Records from a collection of figures

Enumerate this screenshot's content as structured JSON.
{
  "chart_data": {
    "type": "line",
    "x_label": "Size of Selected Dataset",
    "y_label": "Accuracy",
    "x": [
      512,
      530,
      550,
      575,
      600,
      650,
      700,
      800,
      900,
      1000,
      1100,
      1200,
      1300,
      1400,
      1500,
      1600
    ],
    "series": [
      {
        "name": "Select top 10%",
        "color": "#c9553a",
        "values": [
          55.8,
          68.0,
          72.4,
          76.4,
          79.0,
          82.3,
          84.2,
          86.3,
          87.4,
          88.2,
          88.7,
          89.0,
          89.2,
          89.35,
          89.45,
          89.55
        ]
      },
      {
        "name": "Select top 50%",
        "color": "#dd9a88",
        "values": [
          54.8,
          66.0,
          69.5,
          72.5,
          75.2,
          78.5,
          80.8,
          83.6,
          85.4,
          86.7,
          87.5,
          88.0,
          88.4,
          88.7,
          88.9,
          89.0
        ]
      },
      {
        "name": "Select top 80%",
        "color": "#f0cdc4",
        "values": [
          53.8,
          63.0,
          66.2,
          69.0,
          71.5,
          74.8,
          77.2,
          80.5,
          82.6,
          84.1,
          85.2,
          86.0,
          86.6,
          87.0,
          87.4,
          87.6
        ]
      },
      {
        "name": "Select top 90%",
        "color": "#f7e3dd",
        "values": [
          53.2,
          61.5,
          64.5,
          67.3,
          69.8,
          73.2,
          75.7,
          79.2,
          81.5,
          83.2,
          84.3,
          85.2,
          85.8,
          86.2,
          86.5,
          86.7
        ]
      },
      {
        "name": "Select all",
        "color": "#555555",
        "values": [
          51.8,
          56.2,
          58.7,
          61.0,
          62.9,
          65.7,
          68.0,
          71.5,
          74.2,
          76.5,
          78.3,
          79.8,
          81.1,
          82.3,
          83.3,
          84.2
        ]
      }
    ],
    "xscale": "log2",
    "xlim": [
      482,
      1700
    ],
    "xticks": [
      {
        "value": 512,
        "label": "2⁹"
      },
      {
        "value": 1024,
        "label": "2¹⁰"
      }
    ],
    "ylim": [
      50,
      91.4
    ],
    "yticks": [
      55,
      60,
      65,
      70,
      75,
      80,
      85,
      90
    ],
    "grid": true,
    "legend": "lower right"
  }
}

• [Task prompt]: Reproduce each record exactly, leaving nothing out.

• [Exercise solution]:
Enumerate this screenshot's content as structured JSON.
{
  "chart_data": {
    "type": "line",
    "x_label": "Size of Selected Dataset",
    "y_label": "Accuracy",
    "x": [
      512,
      530,
      550,
      575,
      600,
      650,
      700,
      800,
      900,
      1000,
      1100,
      1200,
      1300,
      1400,
      1500,
      1600
    ],
    "series": [
      {
        "name": "Select top 10%",
        "color": "#c9553a",
        "values": [
          55.8,
          68.0,
          72.4,
          76.4,
          79.0,
          82.3,
          84.2,
          86.3,
          87.4,
          88.2,
          88.7,
          89.0,
          89.2,
          89.35,
          89.45,
          89.55
        ]
      },
      {
        "name": "Select top 50%",
        "color": "#dd9a88",
        "values": [
          54.8,
          66.0,
          69.5,
          72.5,
          75.2,
          78.5,
          80.8,
          83.6,
          85.4,
          86.7,
          87.5,
          88.0,
          88.4,
          88.7,
          88.9,
          89.0
        ]
      },
      {
        "name": "Select top 80%",
        "color": "#f0cdc4",
        "values": [
          53.8,
          63.0,
          66.2,
          69.0,
          71.5,
          74.8,
          77.2,
          80.5,
          82.6,
          84.1,
          85.2,
          86.0,
          86.6,
          87.0,
          87.4,
          87.6
        ]
      },
      {
        "name": "Select top 90%",
        "color": "#f7e3dd",
        "values": [
          53.2,
          61.5,
          64.5,
          67.3,
          69.8,
          73.2,
          75.7,
          79.2,
          81.5,
          83.2,
          84.3,
          85.2,
          85.8,
          86.2,
          86.5,
          86.7
        ]
      },
      {
        "name": "Select all",
        "color": "#555555",
        "values": [
          51.8,
          56.2,
          58.7,
          61.0,
          62.9,
          65.7,
          68.0,
          71.5,
          74.2,
          76.5,
          78.3,
          79.8,
          81.1,
          82.3,
          83.3,
          84.2
        ]
      }
    ],
    "xscale": "log2",
    "xlim": [
      482,
      1700
    ],
    "xticks": [
      {
        "value": 512,
        "label": "2⁹"
      },
      {
        "value": 1024,
        "label": "2¹⁰"
      }
    ],
    "ylim": [
      50,
      91.4
    ],
    "yticks": [
      55,
      60,
      65,
      70,
      75,
      80,
      85,
      90
    ],
    "grid": true,
    "legend": "lower right"
  }
}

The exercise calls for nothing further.